## Exercise requirements
Copy every line of the data that includes the string "Dokument".

-- START Data for this task --

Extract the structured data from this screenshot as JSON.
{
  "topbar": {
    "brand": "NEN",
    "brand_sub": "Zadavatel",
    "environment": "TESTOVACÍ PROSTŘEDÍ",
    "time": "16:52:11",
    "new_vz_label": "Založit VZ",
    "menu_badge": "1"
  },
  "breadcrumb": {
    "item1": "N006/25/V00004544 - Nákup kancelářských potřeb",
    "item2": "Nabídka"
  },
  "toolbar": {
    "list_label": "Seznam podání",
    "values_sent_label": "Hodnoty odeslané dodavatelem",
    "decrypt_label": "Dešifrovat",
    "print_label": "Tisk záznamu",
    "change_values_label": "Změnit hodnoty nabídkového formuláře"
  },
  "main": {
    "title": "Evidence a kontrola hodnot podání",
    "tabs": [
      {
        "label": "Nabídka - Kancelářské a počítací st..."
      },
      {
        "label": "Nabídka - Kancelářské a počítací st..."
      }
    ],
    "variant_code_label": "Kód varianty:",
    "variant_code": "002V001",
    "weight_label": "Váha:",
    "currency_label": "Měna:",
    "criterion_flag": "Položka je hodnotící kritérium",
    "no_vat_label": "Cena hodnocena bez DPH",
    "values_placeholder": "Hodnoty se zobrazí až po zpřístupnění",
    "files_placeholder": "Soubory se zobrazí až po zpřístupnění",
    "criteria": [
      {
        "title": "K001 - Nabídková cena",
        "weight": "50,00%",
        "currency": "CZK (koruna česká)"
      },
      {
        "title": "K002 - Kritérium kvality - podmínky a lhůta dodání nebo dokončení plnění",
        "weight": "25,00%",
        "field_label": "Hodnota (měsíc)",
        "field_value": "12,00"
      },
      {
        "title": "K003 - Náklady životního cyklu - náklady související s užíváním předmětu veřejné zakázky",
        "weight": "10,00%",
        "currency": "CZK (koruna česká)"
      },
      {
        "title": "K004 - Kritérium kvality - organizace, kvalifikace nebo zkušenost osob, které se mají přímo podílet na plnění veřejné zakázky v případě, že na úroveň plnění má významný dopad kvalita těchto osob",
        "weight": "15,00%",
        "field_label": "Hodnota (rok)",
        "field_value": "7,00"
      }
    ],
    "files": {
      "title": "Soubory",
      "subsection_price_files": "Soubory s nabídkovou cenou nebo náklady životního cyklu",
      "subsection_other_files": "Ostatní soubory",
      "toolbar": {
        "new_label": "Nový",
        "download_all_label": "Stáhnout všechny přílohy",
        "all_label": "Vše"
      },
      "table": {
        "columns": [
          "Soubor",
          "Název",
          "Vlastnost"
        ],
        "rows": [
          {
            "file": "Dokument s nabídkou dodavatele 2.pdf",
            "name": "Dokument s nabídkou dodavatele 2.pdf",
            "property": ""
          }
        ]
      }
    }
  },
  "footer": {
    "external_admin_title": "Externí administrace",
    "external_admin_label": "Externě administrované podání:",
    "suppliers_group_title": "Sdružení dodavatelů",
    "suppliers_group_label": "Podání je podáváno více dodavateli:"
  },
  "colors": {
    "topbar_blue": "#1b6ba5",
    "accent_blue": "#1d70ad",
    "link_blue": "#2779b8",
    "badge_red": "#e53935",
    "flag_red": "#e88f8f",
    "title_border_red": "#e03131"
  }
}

-- END Data for this task --

## Answer in full
            "file": "Dokument s nabídkou dodavatele 2.pdf",
            "name": "Dokument s nabídkou dodavatele 2.pdf",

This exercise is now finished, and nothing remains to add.